THE PROBLEM ->
Your answer should be a single number: the count of lines that include the word "xlabel".
* BEGIN *
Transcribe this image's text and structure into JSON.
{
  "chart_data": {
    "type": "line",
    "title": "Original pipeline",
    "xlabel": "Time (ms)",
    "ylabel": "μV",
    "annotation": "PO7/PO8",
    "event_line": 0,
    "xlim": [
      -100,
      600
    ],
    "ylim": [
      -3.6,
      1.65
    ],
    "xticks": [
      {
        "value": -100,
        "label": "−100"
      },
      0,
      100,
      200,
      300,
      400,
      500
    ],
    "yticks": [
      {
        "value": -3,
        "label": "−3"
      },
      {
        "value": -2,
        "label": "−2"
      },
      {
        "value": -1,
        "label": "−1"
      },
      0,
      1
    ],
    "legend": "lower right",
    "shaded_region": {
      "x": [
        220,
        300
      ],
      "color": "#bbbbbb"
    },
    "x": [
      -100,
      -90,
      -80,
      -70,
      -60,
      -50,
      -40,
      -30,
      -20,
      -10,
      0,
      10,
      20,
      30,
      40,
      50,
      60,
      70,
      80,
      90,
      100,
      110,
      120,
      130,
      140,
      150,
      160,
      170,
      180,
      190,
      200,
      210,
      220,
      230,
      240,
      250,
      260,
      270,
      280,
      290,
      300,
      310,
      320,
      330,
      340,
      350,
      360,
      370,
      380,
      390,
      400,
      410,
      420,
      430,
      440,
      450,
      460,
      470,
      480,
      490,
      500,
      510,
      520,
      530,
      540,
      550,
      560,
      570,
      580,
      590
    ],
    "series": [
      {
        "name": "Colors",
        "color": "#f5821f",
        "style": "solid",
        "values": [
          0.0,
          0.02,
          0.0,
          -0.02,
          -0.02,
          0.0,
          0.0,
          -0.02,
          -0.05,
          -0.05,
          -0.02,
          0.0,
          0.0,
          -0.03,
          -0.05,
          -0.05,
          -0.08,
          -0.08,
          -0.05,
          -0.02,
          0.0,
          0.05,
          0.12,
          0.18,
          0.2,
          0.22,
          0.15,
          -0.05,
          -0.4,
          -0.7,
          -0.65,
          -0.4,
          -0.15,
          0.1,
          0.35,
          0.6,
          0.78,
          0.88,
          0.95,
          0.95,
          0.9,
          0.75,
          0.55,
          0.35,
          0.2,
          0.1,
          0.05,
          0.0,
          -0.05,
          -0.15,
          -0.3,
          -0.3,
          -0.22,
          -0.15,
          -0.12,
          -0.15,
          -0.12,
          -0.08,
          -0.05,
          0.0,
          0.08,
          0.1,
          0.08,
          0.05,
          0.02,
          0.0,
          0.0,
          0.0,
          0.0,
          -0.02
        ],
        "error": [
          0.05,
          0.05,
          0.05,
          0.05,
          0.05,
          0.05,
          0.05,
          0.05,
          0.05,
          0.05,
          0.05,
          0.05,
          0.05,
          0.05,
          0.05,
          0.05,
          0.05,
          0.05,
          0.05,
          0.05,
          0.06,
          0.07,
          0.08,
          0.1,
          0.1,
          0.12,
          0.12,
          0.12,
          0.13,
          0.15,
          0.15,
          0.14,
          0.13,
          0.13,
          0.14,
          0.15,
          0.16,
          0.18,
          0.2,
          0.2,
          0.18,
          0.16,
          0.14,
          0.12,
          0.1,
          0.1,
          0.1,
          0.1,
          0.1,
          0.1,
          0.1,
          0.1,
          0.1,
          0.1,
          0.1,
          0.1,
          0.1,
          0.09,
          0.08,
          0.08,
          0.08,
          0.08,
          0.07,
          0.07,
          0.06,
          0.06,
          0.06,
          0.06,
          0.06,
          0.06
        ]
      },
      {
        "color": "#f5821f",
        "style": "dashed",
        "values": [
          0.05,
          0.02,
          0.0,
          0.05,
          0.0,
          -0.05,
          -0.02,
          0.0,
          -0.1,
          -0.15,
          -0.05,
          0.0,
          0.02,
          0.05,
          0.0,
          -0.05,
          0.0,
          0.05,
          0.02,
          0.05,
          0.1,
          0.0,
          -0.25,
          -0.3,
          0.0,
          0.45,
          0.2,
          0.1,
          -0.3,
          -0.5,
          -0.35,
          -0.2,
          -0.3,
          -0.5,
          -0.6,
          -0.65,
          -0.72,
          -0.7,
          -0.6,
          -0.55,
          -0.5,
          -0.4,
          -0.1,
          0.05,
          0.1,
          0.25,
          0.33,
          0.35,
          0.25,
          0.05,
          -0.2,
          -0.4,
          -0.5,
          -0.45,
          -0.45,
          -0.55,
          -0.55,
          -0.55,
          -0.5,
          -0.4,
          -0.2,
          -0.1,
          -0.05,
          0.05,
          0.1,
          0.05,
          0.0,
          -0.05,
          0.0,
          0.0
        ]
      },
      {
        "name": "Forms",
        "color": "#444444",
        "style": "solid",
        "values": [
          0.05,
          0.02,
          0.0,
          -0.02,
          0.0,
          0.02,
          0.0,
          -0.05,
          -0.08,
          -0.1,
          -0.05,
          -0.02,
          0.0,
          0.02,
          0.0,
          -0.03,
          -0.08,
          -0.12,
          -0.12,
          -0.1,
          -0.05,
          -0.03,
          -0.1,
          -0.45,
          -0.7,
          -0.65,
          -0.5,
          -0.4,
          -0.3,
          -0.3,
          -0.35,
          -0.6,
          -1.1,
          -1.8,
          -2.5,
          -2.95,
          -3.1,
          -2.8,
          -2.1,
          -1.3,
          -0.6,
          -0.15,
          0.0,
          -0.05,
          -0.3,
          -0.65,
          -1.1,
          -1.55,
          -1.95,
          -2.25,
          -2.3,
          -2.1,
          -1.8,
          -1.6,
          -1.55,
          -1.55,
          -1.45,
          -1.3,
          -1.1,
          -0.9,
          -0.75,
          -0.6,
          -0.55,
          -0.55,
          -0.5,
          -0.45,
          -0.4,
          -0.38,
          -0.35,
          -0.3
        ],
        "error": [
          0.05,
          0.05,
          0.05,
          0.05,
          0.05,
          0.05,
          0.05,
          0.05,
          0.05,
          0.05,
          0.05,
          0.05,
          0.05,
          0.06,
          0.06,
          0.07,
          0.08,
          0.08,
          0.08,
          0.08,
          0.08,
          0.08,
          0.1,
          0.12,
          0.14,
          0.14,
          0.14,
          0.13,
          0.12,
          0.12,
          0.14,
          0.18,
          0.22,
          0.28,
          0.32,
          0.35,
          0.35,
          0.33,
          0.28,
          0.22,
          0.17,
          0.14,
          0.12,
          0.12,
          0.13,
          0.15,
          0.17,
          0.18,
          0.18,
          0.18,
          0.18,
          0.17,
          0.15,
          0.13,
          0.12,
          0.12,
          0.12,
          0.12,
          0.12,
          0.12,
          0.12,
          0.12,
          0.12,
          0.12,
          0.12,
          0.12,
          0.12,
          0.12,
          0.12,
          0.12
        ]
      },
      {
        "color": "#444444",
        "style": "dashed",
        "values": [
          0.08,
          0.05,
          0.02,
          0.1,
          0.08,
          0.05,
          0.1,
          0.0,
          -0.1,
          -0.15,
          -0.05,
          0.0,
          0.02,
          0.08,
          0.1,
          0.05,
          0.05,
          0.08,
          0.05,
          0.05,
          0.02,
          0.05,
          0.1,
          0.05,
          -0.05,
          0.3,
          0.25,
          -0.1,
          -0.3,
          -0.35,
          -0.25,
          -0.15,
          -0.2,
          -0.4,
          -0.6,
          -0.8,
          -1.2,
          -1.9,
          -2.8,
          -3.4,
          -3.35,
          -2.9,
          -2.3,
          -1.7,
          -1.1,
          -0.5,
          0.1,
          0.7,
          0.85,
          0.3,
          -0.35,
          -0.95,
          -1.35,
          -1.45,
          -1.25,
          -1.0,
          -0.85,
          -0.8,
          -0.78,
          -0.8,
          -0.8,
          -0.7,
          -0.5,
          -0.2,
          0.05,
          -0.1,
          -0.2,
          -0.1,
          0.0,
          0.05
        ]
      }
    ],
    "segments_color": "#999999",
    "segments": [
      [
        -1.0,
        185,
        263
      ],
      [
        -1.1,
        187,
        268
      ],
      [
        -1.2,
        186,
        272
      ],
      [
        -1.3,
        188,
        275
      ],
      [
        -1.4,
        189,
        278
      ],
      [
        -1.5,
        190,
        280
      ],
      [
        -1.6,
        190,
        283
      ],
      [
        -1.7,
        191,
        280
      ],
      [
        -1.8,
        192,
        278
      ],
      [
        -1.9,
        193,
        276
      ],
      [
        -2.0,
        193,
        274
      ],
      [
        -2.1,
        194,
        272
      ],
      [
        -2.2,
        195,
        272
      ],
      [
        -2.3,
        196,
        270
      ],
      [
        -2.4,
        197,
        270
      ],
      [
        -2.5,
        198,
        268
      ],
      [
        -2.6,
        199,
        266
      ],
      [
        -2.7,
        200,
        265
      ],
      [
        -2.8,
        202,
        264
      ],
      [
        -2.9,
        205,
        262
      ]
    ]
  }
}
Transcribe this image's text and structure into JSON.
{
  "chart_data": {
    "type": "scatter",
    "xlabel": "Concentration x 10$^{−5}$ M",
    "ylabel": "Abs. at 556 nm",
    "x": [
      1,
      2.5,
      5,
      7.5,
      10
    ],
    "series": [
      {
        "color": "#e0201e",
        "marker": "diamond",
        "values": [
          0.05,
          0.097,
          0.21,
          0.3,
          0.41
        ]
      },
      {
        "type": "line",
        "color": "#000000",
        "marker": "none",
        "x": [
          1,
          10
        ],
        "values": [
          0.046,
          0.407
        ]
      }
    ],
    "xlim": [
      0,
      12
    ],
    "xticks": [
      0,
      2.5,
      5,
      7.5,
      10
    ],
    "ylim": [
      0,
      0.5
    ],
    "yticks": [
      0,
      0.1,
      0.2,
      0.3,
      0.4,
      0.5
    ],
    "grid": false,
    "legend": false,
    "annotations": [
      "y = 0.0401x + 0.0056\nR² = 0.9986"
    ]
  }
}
* END *
EXERCISE RESPONSE ->
2